• **Problem statement**
Work out how many lines hold "band". Give the number and nothing else.

[Figure contents as structured data]
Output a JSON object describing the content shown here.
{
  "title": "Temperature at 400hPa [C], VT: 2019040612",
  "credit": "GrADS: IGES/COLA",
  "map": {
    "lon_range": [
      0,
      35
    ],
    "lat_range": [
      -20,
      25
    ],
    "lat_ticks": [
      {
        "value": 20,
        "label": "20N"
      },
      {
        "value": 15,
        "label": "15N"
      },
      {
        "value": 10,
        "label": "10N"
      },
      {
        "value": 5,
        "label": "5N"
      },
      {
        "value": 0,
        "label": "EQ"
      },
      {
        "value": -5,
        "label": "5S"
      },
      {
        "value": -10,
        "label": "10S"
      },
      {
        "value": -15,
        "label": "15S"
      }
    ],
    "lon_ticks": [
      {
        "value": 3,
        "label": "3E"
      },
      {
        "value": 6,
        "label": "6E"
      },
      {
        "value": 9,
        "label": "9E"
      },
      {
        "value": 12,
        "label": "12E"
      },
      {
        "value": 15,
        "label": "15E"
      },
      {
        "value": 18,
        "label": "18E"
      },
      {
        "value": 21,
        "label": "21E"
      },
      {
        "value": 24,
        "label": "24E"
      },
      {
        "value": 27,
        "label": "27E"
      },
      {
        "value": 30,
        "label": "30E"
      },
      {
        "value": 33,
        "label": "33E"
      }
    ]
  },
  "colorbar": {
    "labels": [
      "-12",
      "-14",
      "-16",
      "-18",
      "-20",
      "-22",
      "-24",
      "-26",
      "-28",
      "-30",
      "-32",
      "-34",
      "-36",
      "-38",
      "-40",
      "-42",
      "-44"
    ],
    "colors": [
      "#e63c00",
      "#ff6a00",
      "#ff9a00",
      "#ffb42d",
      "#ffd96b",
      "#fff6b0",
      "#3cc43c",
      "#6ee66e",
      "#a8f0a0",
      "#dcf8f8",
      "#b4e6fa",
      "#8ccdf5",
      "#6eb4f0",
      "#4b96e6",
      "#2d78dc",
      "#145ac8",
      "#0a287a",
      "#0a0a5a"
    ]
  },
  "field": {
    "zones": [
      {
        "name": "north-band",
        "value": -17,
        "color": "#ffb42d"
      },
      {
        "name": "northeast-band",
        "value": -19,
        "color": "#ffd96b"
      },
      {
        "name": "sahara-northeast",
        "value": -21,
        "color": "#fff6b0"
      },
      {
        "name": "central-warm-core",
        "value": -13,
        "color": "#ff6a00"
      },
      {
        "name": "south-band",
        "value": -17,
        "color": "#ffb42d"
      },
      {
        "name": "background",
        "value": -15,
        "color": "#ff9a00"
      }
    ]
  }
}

• **Solution**
3